Given problem:
In the entries below, find every line with "Dataset" and copy it.

**** Data supplied

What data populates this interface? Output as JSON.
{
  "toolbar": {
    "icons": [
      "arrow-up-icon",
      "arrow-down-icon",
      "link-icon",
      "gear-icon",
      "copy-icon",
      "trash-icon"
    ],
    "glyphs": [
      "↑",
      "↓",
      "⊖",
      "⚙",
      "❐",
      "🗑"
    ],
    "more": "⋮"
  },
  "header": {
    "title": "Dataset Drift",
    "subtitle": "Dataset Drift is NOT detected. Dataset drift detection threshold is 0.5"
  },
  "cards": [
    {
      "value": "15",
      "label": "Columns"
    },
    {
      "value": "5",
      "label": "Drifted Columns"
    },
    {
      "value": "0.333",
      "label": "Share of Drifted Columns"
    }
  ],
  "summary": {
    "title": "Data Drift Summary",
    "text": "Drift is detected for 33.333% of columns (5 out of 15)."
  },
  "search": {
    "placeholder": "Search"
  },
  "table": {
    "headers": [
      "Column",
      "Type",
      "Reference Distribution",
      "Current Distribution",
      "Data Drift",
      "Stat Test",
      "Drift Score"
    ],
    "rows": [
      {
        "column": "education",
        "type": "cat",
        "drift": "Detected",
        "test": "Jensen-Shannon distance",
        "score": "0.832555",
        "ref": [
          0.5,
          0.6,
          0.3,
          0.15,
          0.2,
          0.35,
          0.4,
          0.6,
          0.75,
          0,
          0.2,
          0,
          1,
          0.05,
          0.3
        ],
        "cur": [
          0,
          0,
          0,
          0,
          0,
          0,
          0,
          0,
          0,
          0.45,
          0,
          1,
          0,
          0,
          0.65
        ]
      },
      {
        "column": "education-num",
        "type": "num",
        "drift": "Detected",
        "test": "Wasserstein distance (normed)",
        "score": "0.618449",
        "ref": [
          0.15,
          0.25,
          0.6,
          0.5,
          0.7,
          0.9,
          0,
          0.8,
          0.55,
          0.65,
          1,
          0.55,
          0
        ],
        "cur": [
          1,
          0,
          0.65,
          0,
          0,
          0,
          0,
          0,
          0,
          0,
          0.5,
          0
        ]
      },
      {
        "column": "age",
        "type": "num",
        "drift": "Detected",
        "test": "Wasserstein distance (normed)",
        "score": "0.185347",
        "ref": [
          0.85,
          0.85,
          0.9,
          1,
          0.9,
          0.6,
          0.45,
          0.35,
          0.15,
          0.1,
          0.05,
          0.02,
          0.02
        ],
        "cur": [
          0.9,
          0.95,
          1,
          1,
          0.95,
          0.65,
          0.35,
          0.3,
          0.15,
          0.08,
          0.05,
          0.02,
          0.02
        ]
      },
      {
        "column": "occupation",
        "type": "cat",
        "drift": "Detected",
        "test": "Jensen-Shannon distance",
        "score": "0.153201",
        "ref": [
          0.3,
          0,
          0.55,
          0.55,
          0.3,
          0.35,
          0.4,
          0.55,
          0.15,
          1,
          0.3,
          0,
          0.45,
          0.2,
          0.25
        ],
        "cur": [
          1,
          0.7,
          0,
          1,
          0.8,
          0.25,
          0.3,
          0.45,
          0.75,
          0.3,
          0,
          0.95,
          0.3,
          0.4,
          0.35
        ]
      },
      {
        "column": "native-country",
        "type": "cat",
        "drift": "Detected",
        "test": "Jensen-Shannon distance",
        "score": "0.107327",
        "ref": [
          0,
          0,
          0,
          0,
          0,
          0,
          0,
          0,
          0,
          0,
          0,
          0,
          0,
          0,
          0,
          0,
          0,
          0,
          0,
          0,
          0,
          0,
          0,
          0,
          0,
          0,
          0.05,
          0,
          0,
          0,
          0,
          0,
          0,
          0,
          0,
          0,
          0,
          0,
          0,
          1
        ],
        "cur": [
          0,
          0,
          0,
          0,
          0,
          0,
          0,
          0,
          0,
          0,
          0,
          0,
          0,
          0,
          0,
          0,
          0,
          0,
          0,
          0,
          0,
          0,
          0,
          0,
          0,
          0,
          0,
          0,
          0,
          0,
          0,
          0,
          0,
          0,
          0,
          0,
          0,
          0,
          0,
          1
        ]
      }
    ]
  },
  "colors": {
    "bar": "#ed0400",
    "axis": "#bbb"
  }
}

********
**** Data supplied

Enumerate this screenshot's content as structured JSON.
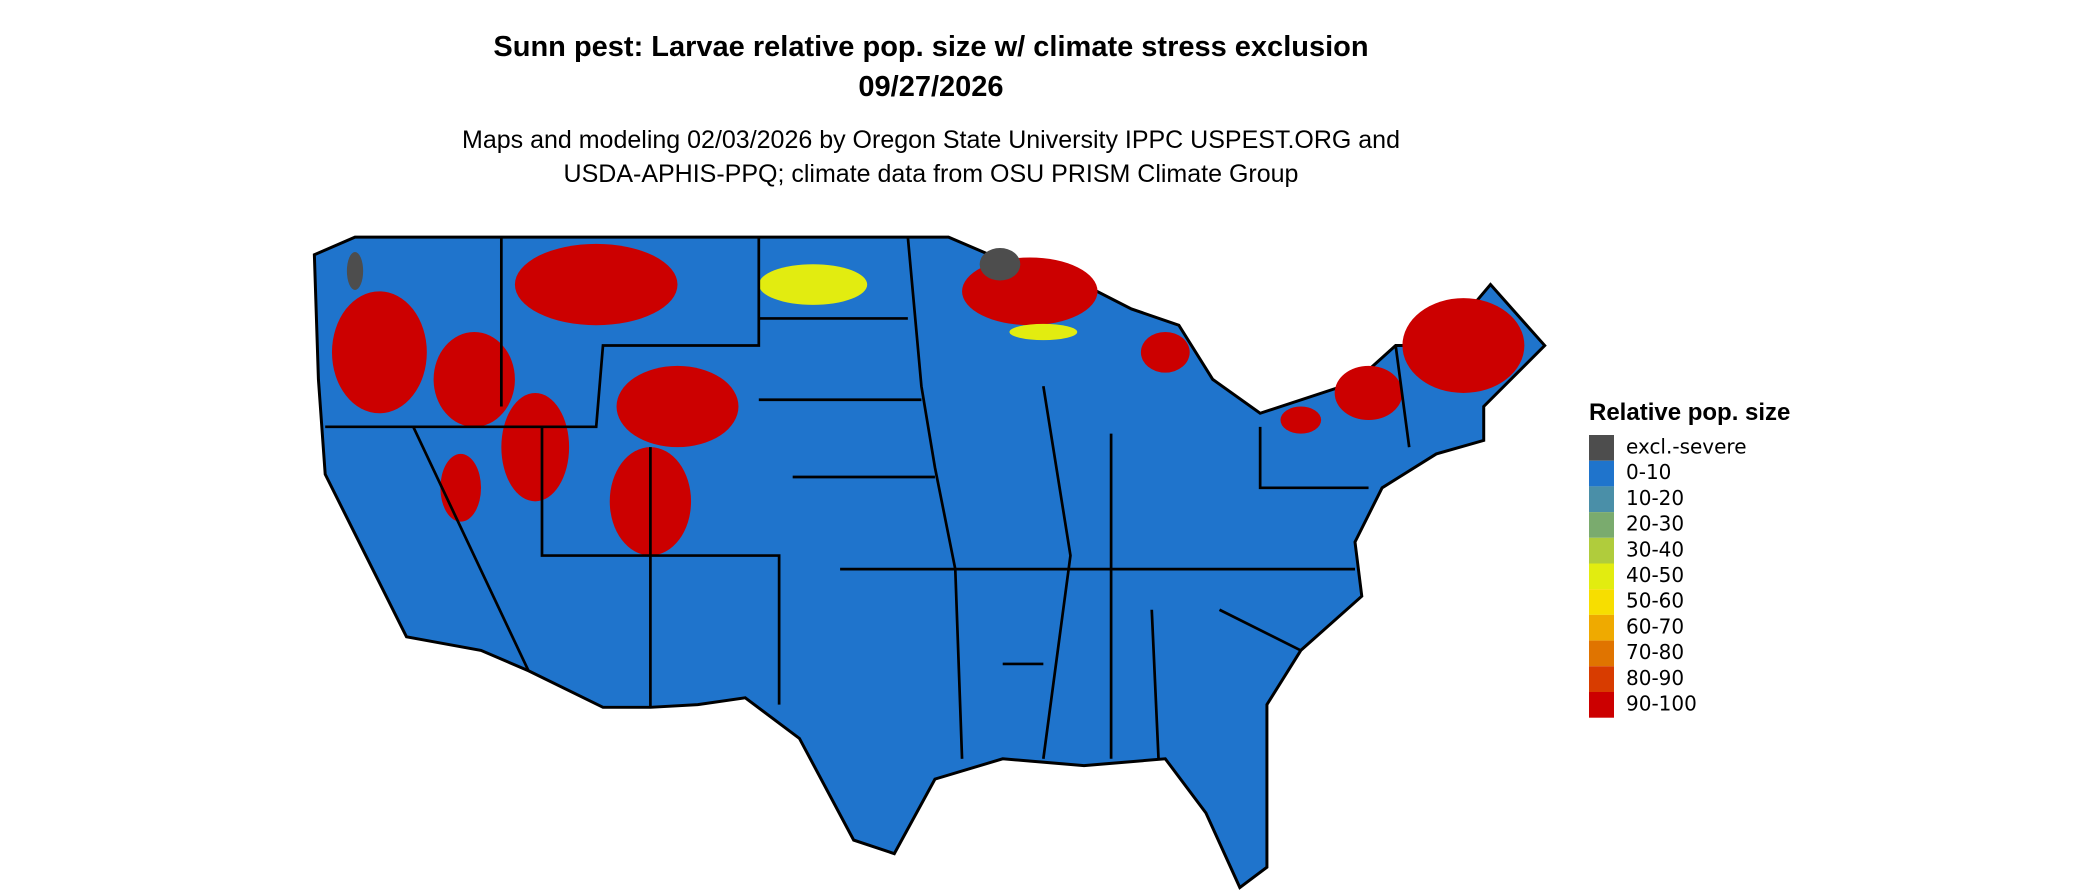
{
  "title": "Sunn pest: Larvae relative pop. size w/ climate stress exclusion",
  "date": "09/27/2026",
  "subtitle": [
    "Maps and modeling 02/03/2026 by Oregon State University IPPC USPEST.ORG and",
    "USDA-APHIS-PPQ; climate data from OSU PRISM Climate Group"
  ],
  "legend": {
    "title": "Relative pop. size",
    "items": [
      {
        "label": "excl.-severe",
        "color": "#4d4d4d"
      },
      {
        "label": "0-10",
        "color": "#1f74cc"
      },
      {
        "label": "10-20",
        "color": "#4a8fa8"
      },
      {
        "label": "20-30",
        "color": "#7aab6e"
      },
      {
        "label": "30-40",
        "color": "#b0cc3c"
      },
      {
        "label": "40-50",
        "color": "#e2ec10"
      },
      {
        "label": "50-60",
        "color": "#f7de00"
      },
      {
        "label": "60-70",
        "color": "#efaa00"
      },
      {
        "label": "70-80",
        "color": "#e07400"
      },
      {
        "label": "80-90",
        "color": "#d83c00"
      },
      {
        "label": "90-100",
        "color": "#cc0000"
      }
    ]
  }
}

********

Answer to this task:
    "title": "Dataset Drift",
    "subtitle": "Dataset Drift is NOT detected. Dataset drift detection threshold is 0.5"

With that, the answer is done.